-- start of Dataset excerpts --

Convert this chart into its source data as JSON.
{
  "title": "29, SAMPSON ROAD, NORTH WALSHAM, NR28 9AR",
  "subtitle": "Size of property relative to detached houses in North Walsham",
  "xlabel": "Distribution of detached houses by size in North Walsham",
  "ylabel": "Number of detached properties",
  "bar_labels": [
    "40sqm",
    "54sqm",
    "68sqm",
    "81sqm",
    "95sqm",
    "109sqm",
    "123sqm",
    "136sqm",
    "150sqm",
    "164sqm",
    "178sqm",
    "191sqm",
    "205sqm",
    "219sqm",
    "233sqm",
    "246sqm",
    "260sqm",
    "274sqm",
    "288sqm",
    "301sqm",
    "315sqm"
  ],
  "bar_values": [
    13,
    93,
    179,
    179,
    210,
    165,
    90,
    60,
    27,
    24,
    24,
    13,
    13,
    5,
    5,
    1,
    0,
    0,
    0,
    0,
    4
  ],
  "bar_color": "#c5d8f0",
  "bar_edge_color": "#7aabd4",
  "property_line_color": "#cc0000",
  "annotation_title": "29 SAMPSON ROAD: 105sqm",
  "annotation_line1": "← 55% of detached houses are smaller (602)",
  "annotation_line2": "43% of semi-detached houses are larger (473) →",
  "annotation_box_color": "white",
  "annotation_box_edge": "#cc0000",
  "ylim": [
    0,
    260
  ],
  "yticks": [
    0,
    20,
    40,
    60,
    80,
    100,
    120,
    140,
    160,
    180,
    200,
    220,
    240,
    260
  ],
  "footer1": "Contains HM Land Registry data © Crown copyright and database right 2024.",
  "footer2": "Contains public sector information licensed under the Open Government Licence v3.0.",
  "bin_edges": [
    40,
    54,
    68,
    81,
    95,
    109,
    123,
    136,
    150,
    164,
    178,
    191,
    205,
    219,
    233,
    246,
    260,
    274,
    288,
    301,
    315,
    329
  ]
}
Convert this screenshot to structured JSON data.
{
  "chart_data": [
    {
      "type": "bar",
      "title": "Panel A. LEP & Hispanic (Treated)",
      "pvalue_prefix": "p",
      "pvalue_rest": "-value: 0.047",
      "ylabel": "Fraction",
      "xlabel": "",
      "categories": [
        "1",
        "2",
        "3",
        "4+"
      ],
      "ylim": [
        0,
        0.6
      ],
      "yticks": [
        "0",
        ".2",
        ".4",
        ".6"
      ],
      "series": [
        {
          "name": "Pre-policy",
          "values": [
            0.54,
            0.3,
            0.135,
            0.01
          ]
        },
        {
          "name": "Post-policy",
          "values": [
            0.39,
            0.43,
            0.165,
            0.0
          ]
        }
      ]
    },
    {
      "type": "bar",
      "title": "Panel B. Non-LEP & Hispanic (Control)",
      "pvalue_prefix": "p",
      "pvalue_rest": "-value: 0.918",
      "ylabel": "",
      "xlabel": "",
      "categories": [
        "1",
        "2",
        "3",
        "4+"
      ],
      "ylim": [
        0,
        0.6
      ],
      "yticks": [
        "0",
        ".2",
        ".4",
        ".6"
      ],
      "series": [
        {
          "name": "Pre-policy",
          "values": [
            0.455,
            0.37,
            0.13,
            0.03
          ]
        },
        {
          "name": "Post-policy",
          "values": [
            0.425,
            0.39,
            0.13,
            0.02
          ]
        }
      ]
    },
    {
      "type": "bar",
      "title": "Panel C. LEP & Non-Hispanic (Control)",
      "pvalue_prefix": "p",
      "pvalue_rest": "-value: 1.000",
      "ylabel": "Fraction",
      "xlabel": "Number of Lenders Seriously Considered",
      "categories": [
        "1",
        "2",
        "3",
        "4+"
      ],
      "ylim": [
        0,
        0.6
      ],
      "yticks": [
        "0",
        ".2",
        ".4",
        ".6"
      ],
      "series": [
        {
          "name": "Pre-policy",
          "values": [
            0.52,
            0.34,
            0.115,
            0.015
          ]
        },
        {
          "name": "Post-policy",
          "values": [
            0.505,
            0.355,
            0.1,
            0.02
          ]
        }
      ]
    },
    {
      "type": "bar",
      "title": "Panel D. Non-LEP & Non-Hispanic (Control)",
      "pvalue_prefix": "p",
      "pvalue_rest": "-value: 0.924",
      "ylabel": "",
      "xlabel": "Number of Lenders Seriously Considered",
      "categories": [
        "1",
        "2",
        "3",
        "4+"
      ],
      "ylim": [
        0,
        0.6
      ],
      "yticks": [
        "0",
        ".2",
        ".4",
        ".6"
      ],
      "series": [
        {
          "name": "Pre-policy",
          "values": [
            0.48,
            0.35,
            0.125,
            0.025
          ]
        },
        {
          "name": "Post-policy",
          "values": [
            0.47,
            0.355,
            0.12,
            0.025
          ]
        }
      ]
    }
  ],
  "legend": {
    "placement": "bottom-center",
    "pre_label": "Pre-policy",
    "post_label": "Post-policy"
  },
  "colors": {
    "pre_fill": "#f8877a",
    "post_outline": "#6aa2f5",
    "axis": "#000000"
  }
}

-- end of Dataset excerpts --

**Problem description**
Repeat the listing exactly, from its first line to its last.

**Answer**
Convert this chart into its source data as JSON.
{
  "title": "29, SAMPSON ROAD, NORTH WALSHAM, NR28 9AR",
  "subtitle": "Size of property relative to detached houses in North Walsham",
  "xlabel": "Distribution of detached houses by size in North Walsham",
  "ylabel": "Number of detached properties",
  "bar_labels": [
    "40sqm",
    "54sqm",
    "68sqm",
    "81sqm",
    "95sqm",
    "109sqm",
    "123sqm",
    "136sqm",
    "150sqm",
    "164sqm",
    "178sqm",
    "191sqm",
    "205sqm",
    "219sqm",
    "233sqm",
    "246sqm",
    "260sqm",
    "274sqm",
    "288sqm",
    "301sqm",
    "315sqm"
  ],
  "bar_values": [
    13,
    93,
    179,
    179,
    210,
    165,
    90,
    60,
    27,
    24,
    24,
    13,
    13,
    5,
    5,
    1,
    0,
    0,
    0,
    0,
    4
  ],
  "bar_color": "#c5d8f0",
  "bar_edge_color": "#7aabd4",
  "property_line_color": "#cc0000",
  "annotation_title": "29 SAMPSON ROAD: 105sqm",
  "annotation_line1": "← 55% of detached houses are smaller (602)",
  "annotation_line2": "43% of semi-detached houses are larger (473) →",
  "annotation_box_color": "white",
  "annotation_box_edge": "#cc0000",
  "ylim": [
    0,
    260
  ],
  "yticks": [
    0,
    20,
    40,
    60,
    80,
    100,
    120,
    140,
    160,
    180,
    200,
    220,
    240,
    260
  ],
  "footer1": "Contains HM Land Registry data © Crown copyright and database right 2024.",
  "footer2": "Contains public sector information licensed under the Open Government Licence v3.0.",
  "bin_edges": [
    40,
    54,
    68,
    81,
    95,
    109,
    123,
    136,
    150,
    164,
    178,
    191,
    205,
    219,
    233,
    246,
    260,
    274,
    288,
    301,
    315,
    329
  ]
}
Convert this screenshot to structured JSON data.
{
  "chart_data": [
    {
      "type": "bar",
      "title": "Panel A. LEP & Hispanic (Treated)",
      "pvalue_prefix": "p",
      "pvalue_rest": "-value: 0.047",
      "ylabel": "Fraction",
      "xlabel": "",
      "categories": [
        "1",
        "2",
        "3",
        "4+"
      ],
      "ylim": [
        0,
        0.6
      ],
      "yticks": [
        "0",
        ".2",
        ".4",
        ".6"
      ],
      "series": [
        {
          "name": "Pre-policy",
          "values": [
            0.54,
            0.3,
            0.135,
            0.01
          ]
        },
        {
          "name": "Post-policy",
          "values": [
            0.39,
            0.43,
            0.165,
            0.0
          ]
        }
      ]
    },
    {
      "type": "bar",
      "title": "Panel B. Non-LEP & Hispanic (Control)",
      "pvalue_prefix": "p",
      "pvalue_rest": "-value: 0.918",
      "ylabel": "",
      "xlabel": "",
      "categories": [
        "1",
        "2",
        "3",
        "4+"
      ],
      "ylim": [
        0,
        0.6
      ],
      "yticks": [
        "0",
        ".2",
        ".4",
        ".6"
      ],
      "series": [
        {
          "name": "Pre-policy",
          "values": [
            0.455,
            0.37,
            0.13,
            0.03
          ]
        },
        {
          "name": "Post-policy",
          "values": [
            0.425,
            0.39,
            0.13,
            0.02
          ]
        }
      ]
    },
    {
      "type": "bar",
      "title": "Panel C. LEP & Non-Hispanic (Control)",
      "pvalue_prefix": "p",
      "pvalue_rest": "-value: 1.000",
      "ylabel": "Fraction",
      "xlabel": "Number of Lenders Seriously Considered",
      "categories": [
        "1",
        "2",
        "3",
        "4+"
      ],
      "ylim": [
        0,
        0.6
      ],
      "yticks": [
        "0",
        ".2",
        ".4",
        ".6"
      ],
      "series": [
        {
          "name": "Pre-policy",
          "values": [
            0.52,
            0.34,
            0.115,
            0.015
          ]
        },
        {
          "name": "Post-policy",
          "values": [
            0.505,
            0.355,
            0.1,
            0.02
          ]
        }
      ]
    },
    {
      "type": "bar",
      "title": "Panel D. Non-LEP & Non-Hispanic (Control)",
      "pvalue_prefix": "p",
      "pvalue_rest": "-value: 0.924",
      "ylabel": "",
      "xlabel": "Number of Lenders Seriously Considered",
      "categories": [
        "1",
        "2",
        "3",
        "4+"
      ],
      "ylim": [
        0,
        0.6
      ],
      "yticks": [
        "0",
        ".2",
        ".4",
        ".6"
      ],
      "series": [
        {
          "name": "Pre-policy",
          "values": [
            0.48,
            0.35,
            0.125,
            0.025
          ]
        },
        {
          "name": "Post-policy",
          "values": [
            0.47,
            0.355,
            0.12,
            0.025
          ]
        }
      ]
    }
  ],
  "legend": {
    "placement": "bottom-center",
    "pre_label": "Pre-policy",
    "post_label": "Post-policy"
  },
  "colors": {
    "pre_fill": "#f8877a",
    "post_outline": "#6aa2f5",
    "axis": "#000000"
  }
}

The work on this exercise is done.